Copy all lines below containing "over".

──────── Exercise data

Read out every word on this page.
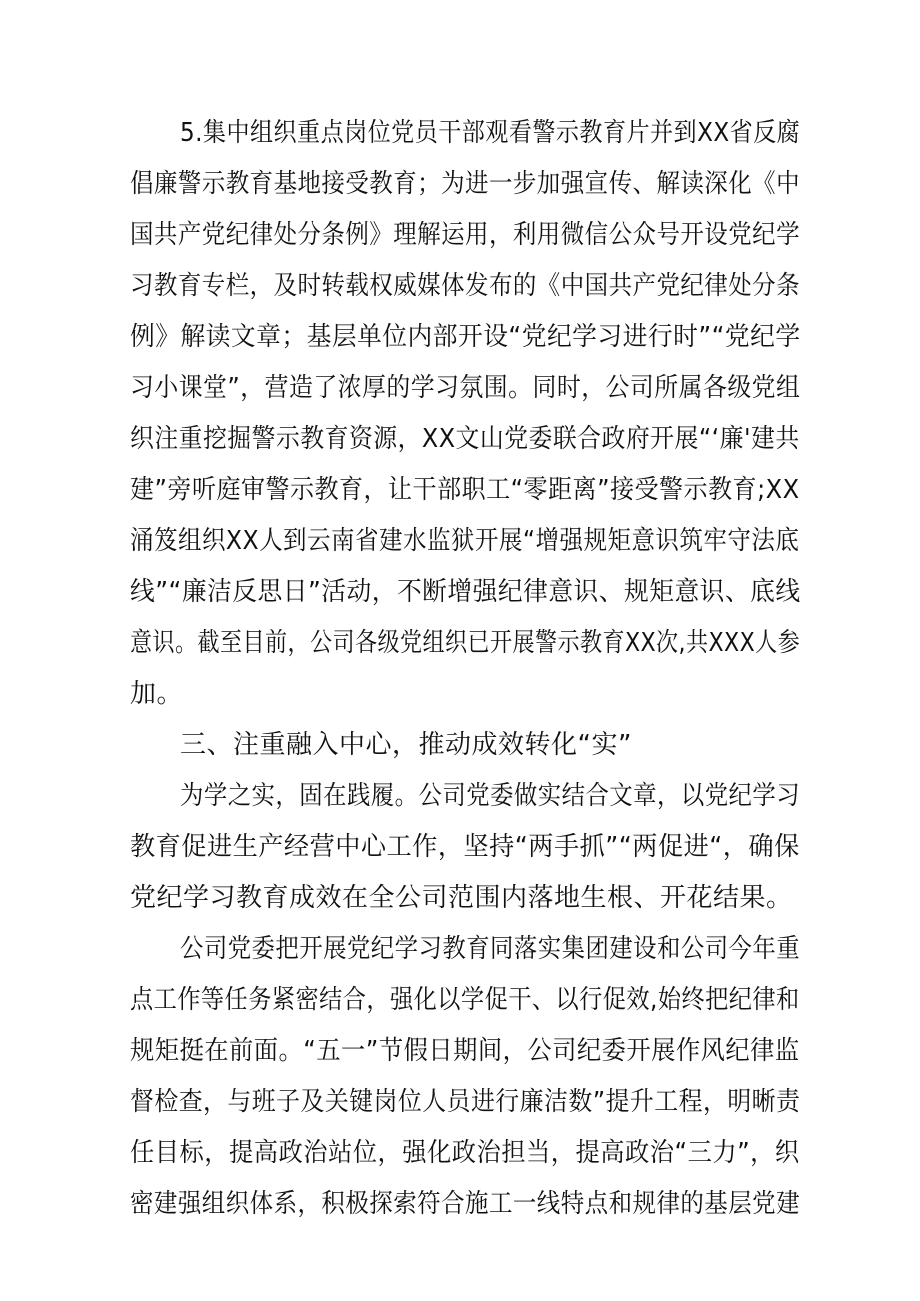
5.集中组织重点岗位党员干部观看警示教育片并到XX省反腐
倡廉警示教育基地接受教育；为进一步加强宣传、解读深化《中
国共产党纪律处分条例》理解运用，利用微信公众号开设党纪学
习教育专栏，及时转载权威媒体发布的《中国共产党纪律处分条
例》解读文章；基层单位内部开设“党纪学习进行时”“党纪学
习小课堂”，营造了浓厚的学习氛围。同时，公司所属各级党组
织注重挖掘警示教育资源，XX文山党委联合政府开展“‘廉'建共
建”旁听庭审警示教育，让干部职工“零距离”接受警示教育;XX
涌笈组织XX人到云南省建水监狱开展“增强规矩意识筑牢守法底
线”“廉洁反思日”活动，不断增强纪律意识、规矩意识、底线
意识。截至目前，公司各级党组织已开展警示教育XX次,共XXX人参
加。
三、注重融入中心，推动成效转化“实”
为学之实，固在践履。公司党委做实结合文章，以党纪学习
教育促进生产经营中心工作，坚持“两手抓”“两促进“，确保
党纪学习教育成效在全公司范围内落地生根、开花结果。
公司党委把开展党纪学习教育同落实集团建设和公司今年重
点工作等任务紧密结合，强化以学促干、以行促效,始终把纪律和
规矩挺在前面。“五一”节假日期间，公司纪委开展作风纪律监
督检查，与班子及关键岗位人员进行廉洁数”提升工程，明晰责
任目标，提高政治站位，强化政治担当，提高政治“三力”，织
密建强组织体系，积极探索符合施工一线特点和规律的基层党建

────────────────
──────── Exercise data

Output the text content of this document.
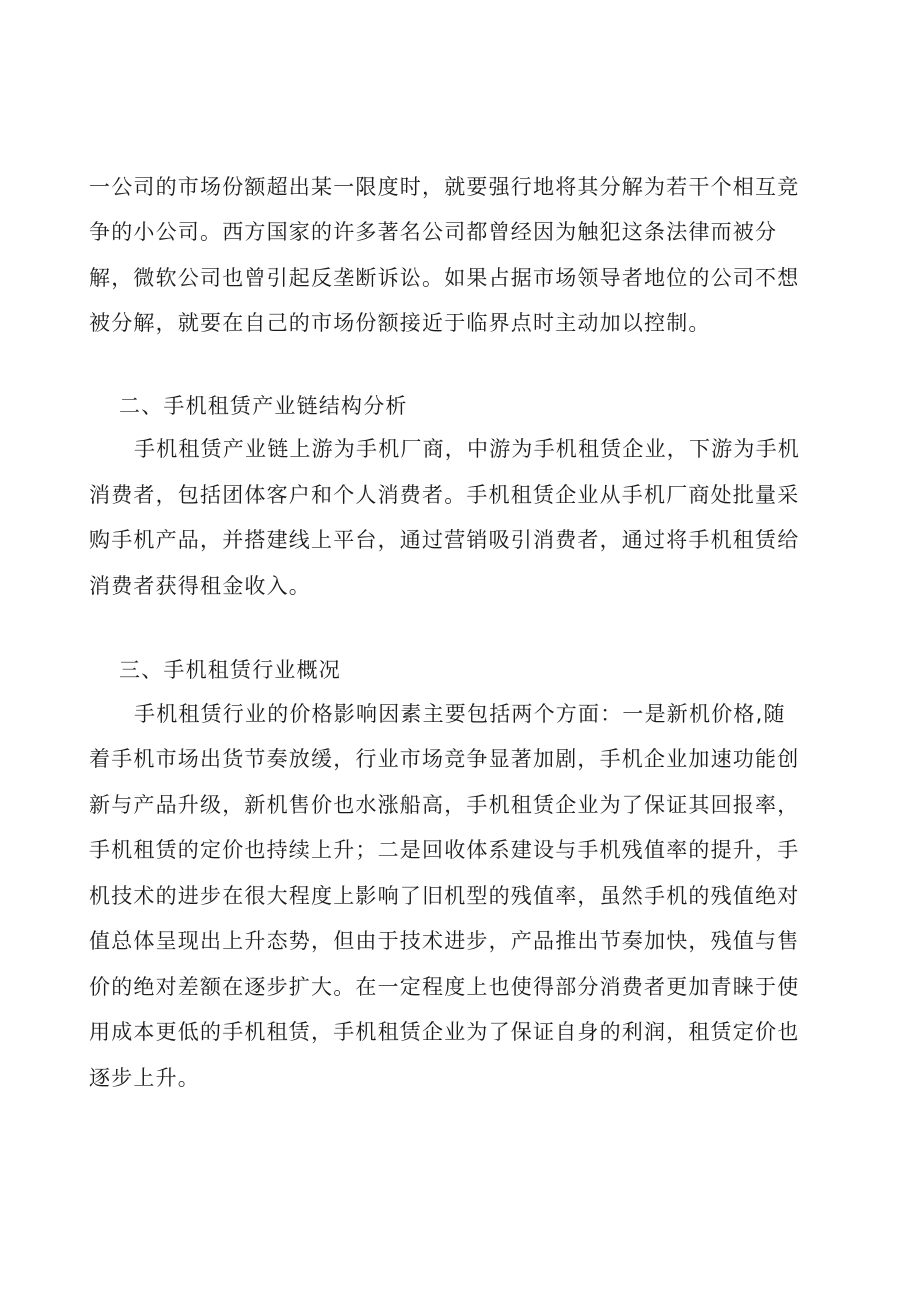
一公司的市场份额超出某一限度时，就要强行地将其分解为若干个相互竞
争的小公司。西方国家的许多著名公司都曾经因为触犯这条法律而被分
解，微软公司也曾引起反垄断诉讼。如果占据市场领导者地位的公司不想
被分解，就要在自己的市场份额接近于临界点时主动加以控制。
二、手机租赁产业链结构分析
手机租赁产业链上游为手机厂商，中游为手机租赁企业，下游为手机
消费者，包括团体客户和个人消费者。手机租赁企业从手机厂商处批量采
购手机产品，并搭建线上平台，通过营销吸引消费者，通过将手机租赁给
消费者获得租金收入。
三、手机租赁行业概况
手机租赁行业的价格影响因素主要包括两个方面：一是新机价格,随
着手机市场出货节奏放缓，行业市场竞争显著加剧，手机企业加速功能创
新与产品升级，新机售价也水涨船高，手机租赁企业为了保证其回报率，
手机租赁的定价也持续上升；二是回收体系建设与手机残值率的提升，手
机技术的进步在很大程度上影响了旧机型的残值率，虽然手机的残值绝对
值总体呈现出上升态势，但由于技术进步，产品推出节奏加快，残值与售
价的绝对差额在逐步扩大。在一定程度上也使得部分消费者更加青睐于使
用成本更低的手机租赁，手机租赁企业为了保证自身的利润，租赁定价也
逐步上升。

────────────────
──────── Exercise data

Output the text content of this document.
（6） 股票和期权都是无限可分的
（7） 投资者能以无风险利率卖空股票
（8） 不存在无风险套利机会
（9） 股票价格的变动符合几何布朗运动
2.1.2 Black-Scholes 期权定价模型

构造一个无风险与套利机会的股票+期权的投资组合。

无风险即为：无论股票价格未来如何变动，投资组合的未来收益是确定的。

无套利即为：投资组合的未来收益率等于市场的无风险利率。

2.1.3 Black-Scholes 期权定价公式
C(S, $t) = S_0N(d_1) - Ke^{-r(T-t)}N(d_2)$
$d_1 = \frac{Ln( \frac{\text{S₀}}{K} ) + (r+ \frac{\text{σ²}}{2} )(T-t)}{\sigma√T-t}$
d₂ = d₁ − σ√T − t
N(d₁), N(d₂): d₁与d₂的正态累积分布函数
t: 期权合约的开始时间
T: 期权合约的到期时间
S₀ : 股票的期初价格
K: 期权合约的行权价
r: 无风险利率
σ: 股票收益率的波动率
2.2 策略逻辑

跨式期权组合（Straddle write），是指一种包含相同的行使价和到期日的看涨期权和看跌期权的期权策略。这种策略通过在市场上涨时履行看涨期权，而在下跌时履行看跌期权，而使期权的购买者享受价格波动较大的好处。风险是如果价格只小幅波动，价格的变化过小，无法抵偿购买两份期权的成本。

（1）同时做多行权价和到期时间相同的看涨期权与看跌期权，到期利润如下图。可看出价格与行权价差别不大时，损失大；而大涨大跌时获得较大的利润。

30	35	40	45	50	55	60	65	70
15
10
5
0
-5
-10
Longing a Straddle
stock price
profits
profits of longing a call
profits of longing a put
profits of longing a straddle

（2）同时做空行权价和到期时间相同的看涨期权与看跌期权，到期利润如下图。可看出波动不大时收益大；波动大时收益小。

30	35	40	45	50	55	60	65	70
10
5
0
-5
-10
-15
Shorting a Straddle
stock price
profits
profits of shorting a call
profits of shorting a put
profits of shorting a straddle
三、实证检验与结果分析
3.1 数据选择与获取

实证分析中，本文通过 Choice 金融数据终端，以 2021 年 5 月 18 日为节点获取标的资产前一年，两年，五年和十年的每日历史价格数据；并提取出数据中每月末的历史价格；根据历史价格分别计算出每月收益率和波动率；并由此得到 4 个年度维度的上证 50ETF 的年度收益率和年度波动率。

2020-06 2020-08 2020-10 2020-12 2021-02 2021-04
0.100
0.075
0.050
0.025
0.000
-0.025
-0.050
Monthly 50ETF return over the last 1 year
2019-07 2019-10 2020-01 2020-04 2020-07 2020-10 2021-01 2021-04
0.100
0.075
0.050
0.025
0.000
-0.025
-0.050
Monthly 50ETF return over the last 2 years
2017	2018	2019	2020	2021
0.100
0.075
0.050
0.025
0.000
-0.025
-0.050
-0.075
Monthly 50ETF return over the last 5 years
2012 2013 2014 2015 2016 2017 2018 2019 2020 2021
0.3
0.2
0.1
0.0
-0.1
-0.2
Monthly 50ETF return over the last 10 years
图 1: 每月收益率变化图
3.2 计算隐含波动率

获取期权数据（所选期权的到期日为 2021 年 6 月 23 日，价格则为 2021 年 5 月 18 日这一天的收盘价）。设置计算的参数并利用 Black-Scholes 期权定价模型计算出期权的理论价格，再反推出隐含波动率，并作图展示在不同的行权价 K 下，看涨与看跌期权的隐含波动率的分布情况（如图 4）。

────────────────

#### Solution for this exercise
Monthly 50ETF return over the last 1 year
Monthly 50ETF return over the last 2 years
Monthly 50ETF return over the last 5 years
Monthly 50ETF return over the last 10 years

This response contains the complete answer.